Given request: Present the following data again exactly as it is shown.

(Records contained in a dataset)

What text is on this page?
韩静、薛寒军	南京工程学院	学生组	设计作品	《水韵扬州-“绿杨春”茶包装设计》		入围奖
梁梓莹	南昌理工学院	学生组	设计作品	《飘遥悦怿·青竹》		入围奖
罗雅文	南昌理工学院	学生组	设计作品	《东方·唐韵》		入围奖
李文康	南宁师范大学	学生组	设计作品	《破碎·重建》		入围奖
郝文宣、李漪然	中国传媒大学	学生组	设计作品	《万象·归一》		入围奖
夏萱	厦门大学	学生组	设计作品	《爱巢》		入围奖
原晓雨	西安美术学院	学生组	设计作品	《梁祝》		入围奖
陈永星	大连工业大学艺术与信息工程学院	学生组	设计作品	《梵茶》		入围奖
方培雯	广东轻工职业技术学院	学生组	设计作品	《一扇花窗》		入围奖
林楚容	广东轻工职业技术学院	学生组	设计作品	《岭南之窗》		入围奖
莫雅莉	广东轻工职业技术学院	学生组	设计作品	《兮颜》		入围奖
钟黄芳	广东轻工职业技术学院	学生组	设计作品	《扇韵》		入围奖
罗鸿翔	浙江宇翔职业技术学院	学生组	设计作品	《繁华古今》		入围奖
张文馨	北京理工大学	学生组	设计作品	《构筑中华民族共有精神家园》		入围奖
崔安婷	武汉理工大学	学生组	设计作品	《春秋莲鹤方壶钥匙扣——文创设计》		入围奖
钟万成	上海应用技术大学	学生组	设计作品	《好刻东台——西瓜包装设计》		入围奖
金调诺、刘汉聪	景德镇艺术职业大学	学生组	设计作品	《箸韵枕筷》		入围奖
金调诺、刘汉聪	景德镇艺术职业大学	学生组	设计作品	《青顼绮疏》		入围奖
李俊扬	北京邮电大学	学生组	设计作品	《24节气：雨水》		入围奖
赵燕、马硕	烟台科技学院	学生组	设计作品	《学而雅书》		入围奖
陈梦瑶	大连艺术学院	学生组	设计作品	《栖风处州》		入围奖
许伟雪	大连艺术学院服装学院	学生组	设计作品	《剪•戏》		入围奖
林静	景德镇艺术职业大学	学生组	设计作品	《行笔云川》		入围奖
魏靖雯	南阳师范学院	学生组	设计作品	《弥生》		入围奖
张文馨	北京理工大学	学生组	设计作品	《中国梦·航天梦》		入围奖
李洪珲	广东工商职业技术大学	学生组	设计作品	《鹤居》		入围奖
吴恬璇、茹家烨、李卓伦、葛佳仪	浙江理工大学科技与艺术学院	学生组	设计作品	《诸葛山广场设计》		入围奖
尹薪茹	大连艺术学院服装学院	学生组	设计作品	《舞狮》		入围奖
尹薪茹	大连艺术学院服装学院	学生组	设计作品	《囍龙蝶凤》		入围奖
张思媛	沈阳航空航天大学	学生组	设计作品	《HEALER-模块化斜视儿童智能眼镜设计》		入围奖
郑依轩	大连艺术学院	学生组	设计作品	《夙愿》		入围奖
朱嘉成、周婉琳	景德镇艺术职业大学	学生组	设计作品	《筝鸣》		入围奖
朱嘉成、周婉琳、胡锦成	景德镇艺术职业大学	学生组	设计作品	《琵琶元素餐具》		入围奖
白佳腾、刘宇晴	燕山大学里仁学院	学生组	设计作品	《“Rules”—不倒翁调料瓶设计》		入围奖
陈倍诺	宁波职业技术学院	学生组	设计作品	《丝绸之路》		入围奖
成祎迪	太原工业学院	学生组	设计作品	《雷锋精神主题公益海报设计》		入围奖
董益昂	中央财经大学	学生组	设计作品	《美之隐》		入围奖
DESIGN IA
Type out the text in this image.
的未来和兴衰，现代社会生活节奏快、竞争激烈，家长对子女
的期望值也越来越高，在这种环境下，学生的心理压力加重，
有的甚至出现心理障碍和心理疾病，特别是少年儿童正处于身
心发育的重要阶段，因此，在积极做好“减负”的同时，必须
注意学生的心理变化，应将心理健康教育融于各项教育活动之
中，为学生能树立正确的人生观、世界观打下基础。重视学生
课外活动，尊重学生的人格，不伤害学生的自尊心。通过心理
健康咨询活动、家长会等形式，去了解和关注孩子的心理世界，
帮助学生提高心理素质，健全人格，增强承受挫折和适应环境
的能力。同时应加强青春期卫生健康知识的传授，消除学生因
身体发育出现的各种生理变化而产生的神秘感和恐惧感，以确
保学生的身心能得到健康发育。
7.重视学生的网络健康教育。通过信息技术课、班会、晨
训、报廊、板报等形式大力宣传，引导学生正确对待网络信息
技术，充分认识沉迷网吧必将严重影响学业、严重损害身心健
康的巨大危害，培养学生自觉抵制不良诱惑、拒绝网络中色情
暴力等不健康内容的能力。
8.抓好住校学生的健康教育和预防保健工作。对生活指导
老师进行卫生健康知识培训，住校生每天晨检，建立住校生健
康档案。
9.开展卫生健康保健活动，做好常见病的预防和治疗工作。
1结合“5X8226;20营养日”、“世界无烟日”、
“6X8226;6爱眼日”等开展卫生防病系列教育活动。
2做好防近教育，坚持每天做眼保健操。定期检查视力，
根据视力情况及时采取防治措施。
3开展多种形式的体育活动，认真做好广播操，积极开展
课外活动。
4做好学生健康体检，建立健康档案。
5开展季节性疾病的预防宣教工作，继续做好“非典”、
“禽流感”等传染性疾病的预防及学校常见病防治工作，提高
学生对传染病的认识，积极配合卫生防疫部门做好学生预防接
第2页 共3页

Written solution:
What text is on this page?
韩静、薛寒军	南京工程学院	学生组	设计作品	《水韵扬州-“绿杨春”茶包装设计》		入围奖
梁梓莹	南昌理工学院	学生组	设计作品	《飘遥悦怿·青竹》		入围奖
罗雅文	南昌理工学院	学生组	设计作品	《东方·唐韵》		入围奖
李文康	南宁师范大学	学生组	设计作品	《破碎·重建》		入围奖
郝文宣、李漪然	中国传媒大学	学生组	设计作品	《万象·归一》		入围奖
夏萱	厦门大学	学生组	设计作品	《爱巢》		入围奖
原晓雨	西安美术学院	学生组	设计作品	《梁祝》		入围奖
陈永星	大连工业大学艺术与信息工程学院	学生组	设计作品	《梵茶》		入围奖
方培雯	广东轻工职业技术学院	学生组	设计作品	《一扇花窗》		入围奖
林楚容	广东轻工职业技术学院	学生组	设计作品	《岭南之窗》		入围奖
莫雅莉	广东轻工职业技术学院	学生组	设计作品	《兮颜》		入围奖
钟黄芳	广东轻工职业技术学院	学生组	设计作品	《扇韵》		入围奖
罗鸿翔	浙江宇翔职业技术学院	学生组	设计作品	《繁华古今》		入围奖
张文馨	北京理工大学	学生组	设计作品	《构筑中华民族共有精神家园》		入围奖
崔安婷	武汉理工大学	学生组	设计作品	《春秋莲鹤方壶钥匙扣——文创设计》		入围奖
钟万成	上海应用技术大学	学生组	设计作品	《好刻东台——西瓜包装设计》		入围奖
金调诺、刘汉聪	景德镇艺术职业大学	学生组	设计作品	《箸韵枕筷》		入围奖
金调诺、刘汉聪	景德镇艺术职业大学	学生组	设计作品	《青顼绮疏》		入围奖
李俊扬	北京邮电大学	学生组	设计作品	《24节气：雨水》		入围奖
赵燕、马硕	烟台科技学院	学生组	设计作品	《学而雅书》		入围奖
陈梦瑶	大连艺术学院	学生组	设计作品	《栖风处州》		入围奖
许伟雪	大连艺术学院服装学院	学生组	设计作品	《剪•戏》		入围奖
林静	景德镇艺术职业大学	学生组	设计作品	《行笔云川》		入围奖
魏靖雯	南阳师范学院	学生组	设计作品	《弥生》		入围奖
张文馨	北京理工大学	学生组	设计作品	《中国梦·航天梦》		入围奖
李洪珲	广东工商职业技术大学	学生组	设计作品	《鹤居》		入围奖
吴恬璇、茹家烨、李卓伦、葛佳仪	浙江理工大学科技与艺术学院	学生组	设计作品	《诸葛山广场设计》		入围奖
尹薪茹	大连艺术学院服装学院	学生组	设计作品	《舞狮》		入围奖
尹薪茹	大连艺术学院服装学院	学生组	设计作品	《囍龙蝶凤》		入围奖
张思媛	沈阳航空航天大学	学生组	设计作品	《HEALER-模块化斜视儿童智能眼镜设计》		入围奖
郑依轩	大连艺术学院	学生组	设计作品	《夙愿》		入围奖
朱嘉成、周婉琳	景德镇艺术职业大学	学生组	设计作品	《筝鸣》		入围奖
朱嘉成、周婉琳、胡锦成	景德镇艺术职业大学	学生组	设计作品	《琵琶元素餐具》		入围奖
白佳腾、刘宇晴	燕山大学里仁学院	学生组	设计作品	《“Rules”—不倒翁调料瓶设计》		入围奖
陈倍诺	宁波职业技术学院	学生组	设计作品	《丝绸之路》		入围奖
成祎迪	太原工业学院	学生组	设计作品	《雷锋精神主题公益海报设计》		入围奖
董益昂	中央财经大学	学生组	设计作品	《美之隐》		入围奖
DESIGN IA
Type out the text in this image.
的未来和兴衰，现代社会生活节奏快、竞争激烈，家长对子女
的期望值也越来越高，在这种环境下，学生的心理压力加重，
有的甚至出现心理障碍和心理疾病，特别是少年儿童正处于身
心发育的重要阶段，因此，在积极做好“减负”的同时，必须
注意学生的心理变化，应将心理健康教育融于各项教育活动之
中，为学生能树立正确的人生观、世界观打下基础。重视学生
课外活动，尊重学生的人格，不伤害学生的自尊心。通过心理
健康咨询活动、家长会等形式，去了解和关注孩子的心理世界，
帮助学生提高心理素质，健全人格，增强承受挫折和适应环境
的能力。同时应加强青春期卫生健康知识的传授，消除学生因
身体发育出现的各种生理变化而产生的神秘感和恐惧感，以确
保学生的身心能得到健康发育。
7.重视学生的网络健康教育。通过信息技术课、班会、晨
训、报廊、板报等形式大力宣传，引导学生正确对待网络信息
技术，充分认识沉迷网吧必将严重影响学业、严重损害身心健
康的巨大危害，培养学生自觉抵制不良诱惑、拒绝网络中色情
暴力等不健康内容的能力。
8.抓好住校学生的健康教育和预防保健工作。对生活指导
老师进行卫生健康知识培训，住校生每天晨检，建立住校生健
康档案。
9.开展卫生健康保健活动，做好常见病的预防和治疗工作。
1结合“5X8226;20营养日”、“世界无烟日”、
“6X8226;6爱眼日”等开展卫生防病系列教育活动。
2做好防近教育，坚持每天做眼保健操。定期检查视力，
根据视力情况及时采取防治措施。
3开展多种形式的体育活动，认真做好广播操，积极开展
课外活动。
4做好学生健康体检，建立健康档案。
5开展季节性疾病的预防宣教工作，继续做好“非典”、
“禽流感”等传染性疾病的预防及学校常见病防治工作，提高
学生对传染病的认识，积极配合卫生防疫部门做好学生预防接
第2页 共3页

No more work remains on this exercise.